╭─ Information given

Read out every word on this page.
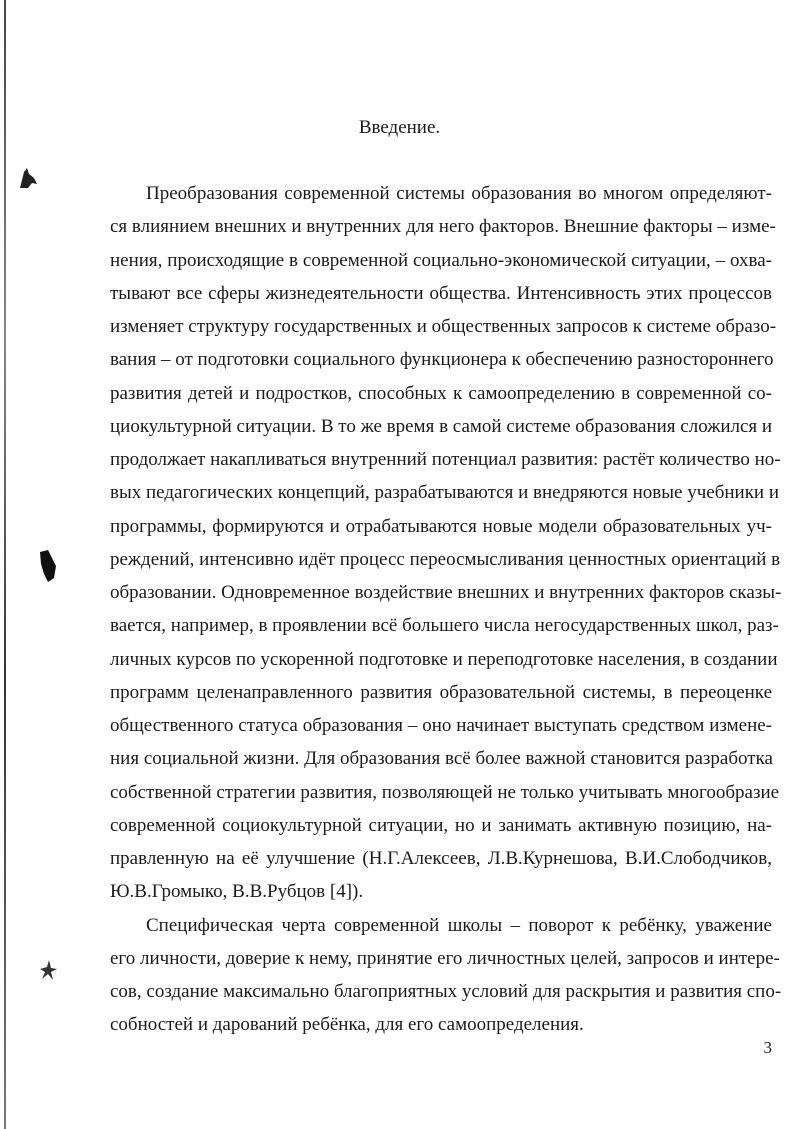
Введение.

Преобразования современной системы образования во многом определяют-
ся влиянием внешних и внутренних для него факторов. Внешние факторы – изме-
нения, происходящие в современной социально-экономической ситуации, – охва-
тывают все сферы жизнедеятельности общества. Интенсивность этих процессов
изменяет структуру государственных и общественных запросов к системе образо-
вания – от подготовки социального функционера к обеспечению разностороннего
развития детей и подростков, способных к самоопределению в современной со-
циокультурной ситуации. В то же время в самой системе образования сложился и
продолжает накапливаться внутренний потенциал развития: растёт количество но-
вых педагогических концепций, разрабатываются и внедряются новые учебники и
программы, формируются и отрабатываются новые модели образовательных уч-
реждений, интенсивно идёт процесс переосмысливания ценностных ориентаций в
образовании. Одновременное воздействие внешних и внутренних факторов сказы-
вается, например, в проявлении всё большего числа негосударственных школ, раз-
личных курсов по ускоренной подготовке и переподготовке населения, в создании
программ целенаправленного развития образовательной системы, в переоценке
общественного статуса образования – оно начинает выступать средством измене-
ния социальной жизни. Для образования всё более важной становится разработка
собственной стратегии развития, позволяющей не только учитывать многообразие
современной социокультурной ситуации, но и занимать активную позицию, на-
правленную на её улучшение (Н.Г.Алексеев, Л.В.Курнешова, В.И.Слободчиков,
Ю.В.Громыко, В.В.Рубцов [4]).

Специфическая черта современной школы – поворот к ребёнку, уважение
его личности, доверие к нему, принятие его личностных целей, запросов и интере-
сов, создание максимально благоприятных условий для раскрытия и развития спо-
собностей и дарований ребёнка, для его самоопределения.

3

╰─
╭─ Information given

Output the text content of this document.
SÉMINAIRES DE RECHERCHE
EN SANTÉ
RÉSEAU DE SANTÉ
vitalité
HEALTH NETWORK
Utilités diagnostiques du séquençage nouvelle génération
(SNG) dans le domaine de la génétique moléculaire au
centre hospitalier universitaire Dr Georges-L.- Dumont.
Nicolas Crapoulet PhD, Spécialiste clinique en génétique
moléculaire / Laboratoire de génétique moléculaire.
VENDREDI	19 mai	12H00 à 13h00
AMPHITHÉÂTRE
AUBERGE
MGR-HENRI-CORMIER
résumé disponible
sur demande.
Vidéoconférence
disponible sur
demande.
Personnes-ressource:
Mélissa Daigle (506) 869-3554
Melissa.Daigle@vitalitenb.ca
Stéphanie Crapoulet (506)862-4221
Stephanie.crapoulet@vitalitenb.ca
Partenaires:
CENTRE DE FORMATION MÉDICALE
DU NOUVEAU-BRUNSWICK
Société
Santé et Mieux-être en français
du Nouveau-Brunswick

╰─
╭─ Information given

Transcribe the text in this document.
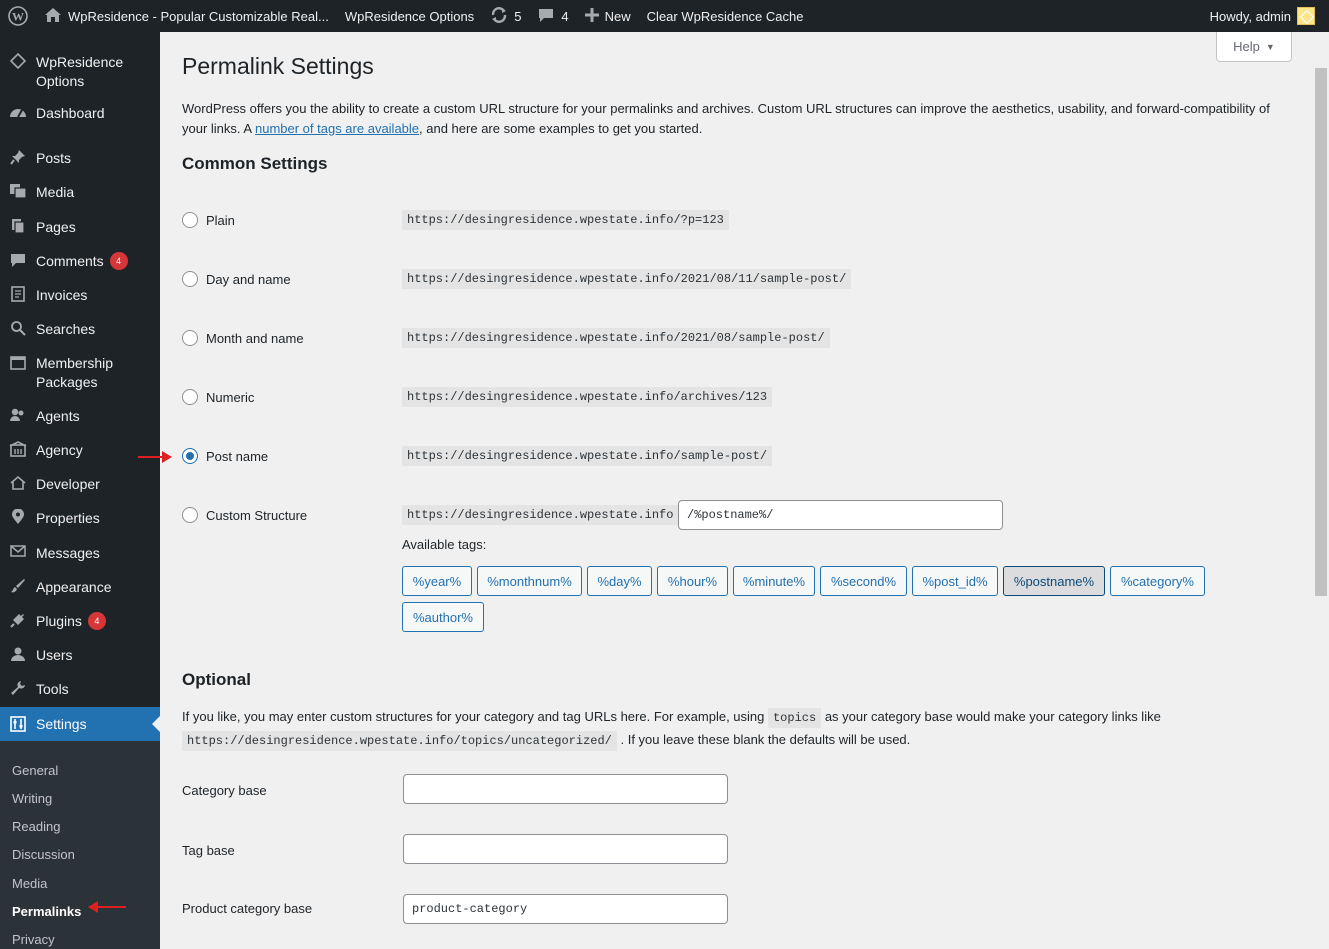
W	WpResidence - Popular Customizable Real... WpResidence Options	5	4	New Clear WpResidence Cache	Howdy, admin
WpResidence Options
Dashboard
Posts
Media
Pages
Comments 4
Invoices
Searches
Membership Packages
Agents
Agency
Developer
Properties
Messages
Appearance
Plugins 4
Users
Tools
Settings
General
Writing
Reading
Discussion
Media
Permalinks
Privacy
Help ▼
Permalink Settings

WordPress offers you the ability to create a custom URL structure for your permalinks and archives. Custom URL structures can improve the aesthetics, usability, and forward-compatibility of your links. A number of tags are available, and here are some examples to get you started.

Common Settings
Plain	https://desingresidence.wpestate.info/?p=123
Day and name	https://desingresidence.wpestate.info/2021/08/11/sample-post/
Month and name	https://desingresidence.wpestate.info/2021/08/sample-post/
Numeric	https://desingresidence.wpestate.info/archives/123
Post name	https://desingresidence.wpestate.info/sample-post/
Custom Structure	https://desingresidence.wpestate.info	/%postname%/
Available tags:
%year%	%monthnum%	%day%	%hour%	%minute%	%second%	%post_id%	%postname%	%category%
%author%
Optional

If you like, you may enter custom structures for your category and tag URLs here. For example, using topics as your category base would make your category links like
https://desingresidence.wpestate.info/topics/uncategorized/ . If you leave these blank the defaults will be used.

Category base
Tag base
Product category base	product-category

╰─

Return every line from the records above that holds the word "новые".

## Final answer
вых педагогических концепций, разрабатываются и внедряются новые учебники и
программы, формируются и отрабатываются новые модели образовательных уч-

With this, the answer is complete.